[The input]
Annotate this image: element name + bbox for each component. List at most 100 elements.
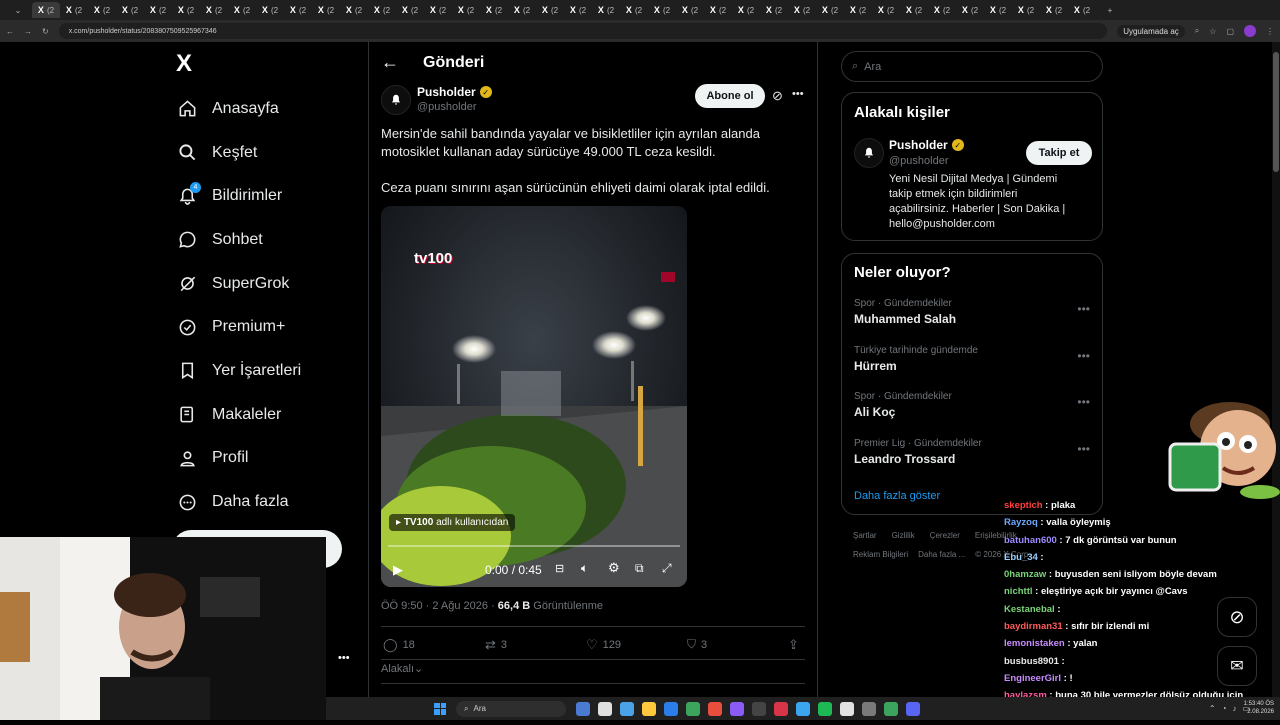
browser-tab[interactable]: X (2 — [704, 2, 732, 18]
trend-item[interactable]: Spor · Gündemdekiler Ali Koç — [854, 391, 1094, 419]
reload-icon[interactable]: ↻ — [42, 27, 49, 36]
browser-tab[interactable]: X (2 — [312, 2, 340, 18]
scrollbar-thumb[interactable] — [1273, 52, 1279, 172]
browser-tab[interactable]: X (2 — [340, 2, 368, 18]
pip-icon[interactable]: ⧉ — [635, 561, 644, 576]
author-name[interactable]: Pusholder — [417, 85, 476, 99]
grok-icon[interactable]: ⊘ — [772, 88, 783, 104]
profile-avatar[interactable] — [1244, 25, 1256, 37]
browser-tab[interactable]: X (2 — [1040, 2, 1068, 18]
volume-icon[interactable]: 🔈︎ — [581, 561, 588, 576]
browser-tab[interactable]: X (2 — [844, 2, 872, 18]
windows-start-icon[interactable] — [434, 702, 446, 715]
speaker-icon[interactable]: ♪ — [1232, 704, 1236, 713]
taskbar-app-icon[interactable] — [818, 701, 832, 716]
browser-tab[interactable]: X (2 — [928, 2, 956, 18]
nav-item-ke-fet[interactable]: Keşfet — [176, 131, 360, 175]
more-options-icon[interactable]: ••• — [792, 88, 804, 100]
browser-tab[interactable]: X (2 — [424, 2, 452, 18]
nav-item-premium-[interactable]: Premium+ — [176, 305, 360, 349]
browser-tab[interactable]: X (2 — [508, 2, 536, 18]
browser-tab[interactable]: X (2 — [676, 2, 704, 18]
x-logo[interactable]: X — [176, 50, 360, 80]
taskbar-app-icon[interactable] — [840, 701, 854, 716]
new-tab-button[interactable]: + — [1096, 2, 1124, 18]
person-name[interactable]: Pusholder — [889, 138, 948, 152]
browser-tab[interactable]: X (2 — [368, 2, 396, 18]
bookmark-button[interactable]: ⛉ 3 — [687, 637, 707, 652]
back-icon[interactable]: ← — [6, 27, 14, 36]
trend-more-icon[interactable]: ••• — [1077, 349, 1090, 363]
subscribe-button[interactable]: Abone ol — [695, 84, 765, 108]
browser-tab[interactable]: X (2 — [284, 2, 312, 18]
footer-link[interactable]: Şartlar — [853, 531, 877, 540]
video-credit[interactable]: ▸ TV100 adlı kullanıcıdan — [389, 514, 516, 531]
taskbar-app-icon[interactable] — [686, 701, 700, 716]
tab-search-icon[interactable]: ⌄ — [4, 2, 32, 18]
browser-tab[interactable]: X (2 — [200, 2, 228, 18]
like-button[interactable]: ♡ 129 — [586, 637, 621, 653]
browser-tab[interactable]: X (2 — [956, 2, 984, 18]
video-player[interactable]: tv100 ▸ TV100 adlı kullanıcıdan ▶ 0:00 /… — [381, 206, 687, 587]
browser-tab[interactable]: X (2 — [648, 2, 676, 18]
fullscreen-icon[interactable]: ⤢ — [662, 561, 672, 576]
footer-link[interactable]: Reklam Bilgileri — [853, 550, 908, 559]
trend-more-icon[interactable]: ••• — [1077, 395, 1090, 409]
taskbar-app-icon[interactable] — [664, 701, 678, 716]
person-avatar[interactable] — [854, 138, 884, 168]
related-dropdown[interactable]: Alakalı⌄ — [381, 662, 423, 675]
browser-tab[interactable]: X (2 — [32, 2, 60, 18]
browser-tab[interactable]: X (2 — [760, 2, 788, 18]
star-icon[interactable]: ☆ — [1209, 27, 1216, 36]
nav-item-profil[interactable]: Profil — [176, 437, 360, 481]
search-box[interactable]: ⌕ Ara — [841, 51, 1103, 82]
author-avatar[interactable] — [381, 85, 411, 115]
repost-button[interactable]: ⇄ 3 — [485, 637, 507, 653]
wifi-icon[interactable]: ◔ — [1222, 704, 1227, 713]
taskbar-app-icon[interactable] — [752, 701, 766, 716]
browser-tab[interactable]: X (2 — [536, 2, 564, 18]
taskbar-app-icon[interactable] — [884, 701, 898, 716]
share-icon[interactable]: ⇪ — [788, 637, 799, 653]
post-timestamp[interactable]: ÖÖ 9:50 · 2 Ağu 2026 · — [381, 600, 498, 612]
browser-tab[interactable]: X (2 — [1068, 2, 1096, 18]
browser-tab[interactable]: X (2 — [88, 2, 116, 18]
video-progress-track[interactable] — [388, 545, 680, 547]
nav-item-daha-fazla[interactable]: Daha fazla — [176, 480, 360, 524]
taskbar-app-icon[interactable] — [620, 701, 634, 716]
browser-tab[interactable]: X (2 — [396, 2, 424, 18]
forward-icon[interactable]: → — [24, 27, 32, 36]
extensions-icon[interactable]: ▢ — [1226, 27, 1234, 36]
zoom-icon[interactable]: ⌕ — [1195, 26, 1199, 36]
browser-tab[interactable]: X (2 — [256, 2, 284, 18]
taskbar-app-icon[interactable] — [730, 701, 744, 716]
browser-tab[interactable]: X (2 — [228, 2, 256, 18]
footer-link[interactable]: Daha fazla ... — [918, 550, 965, 559]
taskbar-app-icon[interactable] — [796, 701, 810, 716]
trend-item[interactable]: Premier Lig · Gündemdekiler Leandro Tross… — [854, 438, 1094, 466]
taskbar-app-icon[interactable] — [774, 701, 788, 716]
taskbar-app-icon[interactable] — [598, 701, 612, 716]
nav-item-makaleler[interactable]: Makaleler — [176, 393, 360, 437]
nav-item-bildirimler[interactable]: 4 Bildirimler — [176, 174, 360, 218]
trend-more-icon[interactable]: ••• — [1077, 302, 1090, 316]
menu-icon[interactable]: ⋮ — [1266, 27, 1274, 36]
browser-tab[interactable]: X (2 — [900, 2, 928, 18]
settings-icon[interactable]: ⚙ — [608, 560, 620, 576]
taskbar-app-icon[interactable] — [642, 701, 656, 716]
nav-item-anasayfa[interactable]: Anasayfa — [176, 87, 360, 131]
browser-tab[interactable]: X (2 — [172, 2, 200, 18]
taskbar-app-icon[interactable] — [906, 701, 920, 716]
browser-tab[interactable]: X (2 — [872, 2, 900, 18]
back-arrow-icon[interactable]: ← — [381, 52, 399, 73]
browser-tab[interactable]: X (2 — [984, 2, 1012, 18]
follow-button[interactable]: Takip et — [1026, 141, 1092, 165]
browser-tab[interactable]: X (2 — [144, 2, 172, 18]
browser-tab[interactable]: X (2 — [480, 2, 508, 18]
footer-link[interactable]: Çerezler — [930, 531, 960, 540]
taskbar-app-icon[interactable] — [576, 701, 590, 716]
browser-tab[interactable]: X (2 — [788, 2, 816, 18]
browser-tab[interactable]: X (2 — [592, 2, 620, 18]
browser-tab[interactable]: X (2 — [620, 2, 648, 18]
chevron-up-icon[interactable]: ⌃ — [1209, 704, 1216, 713]
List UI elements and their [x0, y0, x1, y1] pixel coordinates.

[Stated problem] Give the records above again with every instance of "browser-tab" changed to "window-tab" and all other text unchanged. Leave out the pictures.

[Answer to this exercise]
Annotate this image: element name + bbox for each component. List at most 100 elements.
window-tab[interactable]: X (2 — [704, 2, 732, 18]
trend-item[interactable]: Spor · Gündemdekiler Ali Koç — [854, 391, 1094, 419]
reload-icon[interactable]: ↻ — [42, 27, 49, 36]
window-tab[interactable]: X (2 — [312, 2, 340, 18]
scrollbar-thumb[interactable] — [1273, 52, 1279, 172]
window-tab[interactable]: X (2 — [340, 2, 368, 18]
pip-icon[interactable]: ⧉ — [635, 561, 644, 576]
author-name[interactable]: Pusholder — [417, 85, 476, 99]
grok-icon[interactable]: ⊘ — [772, 88, 783, 104]
profile-avatar[interactable] — [1244, 25, 1256, 37]
window-tab[interactable]: X (2 — [1040, 2, 1068, 18]
volume-icon[interactable]: 🔈︎ — [581, 561, 588, 576]
window-tab[interactable]: X (2 — [844, 2, 872, 18]
windows-start-icon[interactable] — [434, 702, 446, 715]
speaker-icon[interactable]: ♪ — [1232, 704, 1236, 713]
taskbar-app-icon[interactable] — [818, 701, 832, 716]
window-tab[interactable]: X (2 — [928, 2, 956, 18]
nav-item-ke-fet[interactable]: Keşfet — [176, 131, 360, 175]
more-options-icon[interactable]: ••• — [792, 88, 804, 100]
window-tab[interactable]: X (2 — [424, 2, 452, 18]
nav-item-premium-[interactable]: Premium+ — [176, 305, 360, 349]
window-tab[interactable]: X (2 — [508, 2, 536, 18]
window-tab[interactable]: X (2 — [676, 2, 704, 18]
x-logo[interactable]: X — [176, 50, 360, 80]
taskbar-app-icon[interactable] — [840, 701, 854, 716]
new-tab-button[interactable]: + — [1096, 2, 1124, 18]
person-name[interactable]: Pusholder — [889, 138, 948, 152]
window-tab[interactable]: X (2 — [368, 2, 396, 18]
bookmark-button[interactable]: ⛉ 3 — [687, 637, 707, 652]
back-icon[interactable]: ← — [6, 27, 14, 36]
trend-more-icon[interactable]: ••• — [1077, 349, 1090, 363]
subscribe-button[interactable]: Abone ol — [695, 84, 765, 108]
window-tab[interactable]: X (2 — [284, 2, 312, 18]
footer-link[interactable]: Şartlar — [853, 531, 877, 540]
video-credit[interactable]: ▸ TV100 adlı kullanıcıdan — [389, 514, 516, 531]
taskbar-app-icon[interactable] — [686, 701, 700, 716]
tab-search-icon[interactable]: ⌄ — [4, 2, 32, 18]
window-tab[interactable]: X (2 — [200, 2, 228, 18]
like-button[interactable]: ♡ 129 — [586, 637, 621, 653]
window-tab[interactable]: X (2 — [956, 2, 984, 18]
video-player[interactable]: tv100 ▸ TV100 adlı kullanıcıdan ▶ 0:00 /… — [381, 206, 687, 587]
window-tab[interactable]: X (2 — [648, 2, 676, 18]
fullscreen-icon[interactable]: ⤢ — [662, 561, 672, 576]
footer-link[interactable]: Reklam Bilgileri — [853, 550, 908, 559]
trend-more-icon[interactable]: ••• — [1077, 395, 1090, 409]
taskbar-app-icon[interactable] — [664, 701, 678, 716]
person-avatar[interactable] — [854, 138, 884, 168]
related-dropdown[interactable]: Alakalı⌄ — [381, 662, 423, 675]
window-tab[interactable]: X (2 — [32, 2, 60, 18]
window-tab[interactable]: X (2 — [760, 2, 788, 18]
star-icon[interactable]: ☆ — [1209, 27, 1216, 36]
nav-item-profil[interactable]: Profil — [176, 437, 360, 481]
search-box[interactable]: ⌕ Ara — [841, 51, 1103, 82]
author-avatar[interactable] — [381, 85, 411, 115]
repost-button[interactable]: ⇄ 3 — [485, 637, 507, 653]
wifi-icon[interactable]: ◔ — [1222, 704, 1227, 713]
taskbar-app-icon[interactable] — [752, 701, 766, 716]
window-tab[interactable]: X (2 — [536, 2, 564, 18]
taskbar-app-icon[interactable] — [884, 701, 898, 716]
share-icon[interactable]: ⇪ — [788, 637, 799, 653]
post-timestamp[interactable]: ÖÖ 9:50 · 2 Ağu 2026 · — [381, 600, 498, 612]
window-tab[interactable]: X (2 — [1068, 2, 1096, 18]
window-tab[interactable]: X (2 — [88, 2, 116, 18]
video-progress-track[interactable] — [388, 545, 680, 547]
nav-item-daha-fazla[interactable]: Daha fazla — [176, 480, 360, 524]
taskbar-app-icon[interactable] — [620, 701, 634, 716]
window-tab[interactable]: X (2 — [396, 2, 424, 18]
forward-icon[interactable]: → — [24, 27, 32, 36]
extensions-icon[interactable]: ▢ — [1226, 27, 1234, 36]
zoom-icon[interactable]: ⌕ — [1195, 26, 1199, 36]
window-tab[interactable]: X (2 — [256, 2, 284, 18]
taskbar-app-icon[interactable] — [730, 701, 744, 716]
window-tab[interactable]: X (2 — [228, 2, 256, 18]
footer-link[interactable]: Daha fazla ... — [918, 550, 965, 559]
taskbar-app-icon[interactable] — [796, 701, 810, 716]
trend-item[interactable]: Premier Lig · Gündemdekiler Leandro Tross… — [854, 438, 1094, 466]
taskbar-app-icon[interactable] — [774, 701, 788, 716]
taskbar-app-icon[interactable] — [598, 701, 612, 716]
nav-item-makaleler[interactable]: Makaleler — [176, 393, 360, 437]
nav-item-bildirimler[interactable]: 4 Bildirimler — [176, 174, 360, 218]
trend-more-icon[interactable]: ••• — [1077, 302, 1090, 316]
menu-icon[interactable]: ⋮ — [1266, 27, 1274, 36]
window-tab[interactable]: X (2 — [900, 2, 928, 18]
settings-icon[interactable]: ⚙ — [608, 560, 620, 576]
taskbar-app-icon[interactable] — [642, 701, 656, 716]
nav-item-anasayfa[interactable]: Anasayfa — [176, 87, 360, 131]
window-tab[interactable]: X (2 — [172, 2, 200, 18]
taskbar-app-icon[interactable] — [906, 701, 920, 716]
window-tab[interactable]: X (2 — [872, 2, 900, 18]
back-arrow-icon[interactable]: ← — [381, 52, 399, 73]
window-tab[interactable]: X (2 — [984, 2, 1012, 18]
follow-button[interactable]: Takip et — [1026, 141, 1092, 165]
window-tab[interactable]: X (2 — [144, 2, 172, 18]
window-tab[interactable]: X (2 — [480, 2, 508, 18]
footer-link[interactable]: Çerezler — [930, 531, 960, 540]
taskbar-app-icon[interactable] — [576, 701, 590, 716]
window-tab[interactable]: X (2 — [788, 2, 816, 18]
window-tab[interactable]: X (2 — [592, 2, 620, 18]
window-tab[interactable]: X (2 — [620, 2, 648, 18]
chevron-up-icon[interactable]: ⌃ — [1209, 704, 1216, 713]
List UI elements and their [x0, y0, x1, y1] pixel coordinates.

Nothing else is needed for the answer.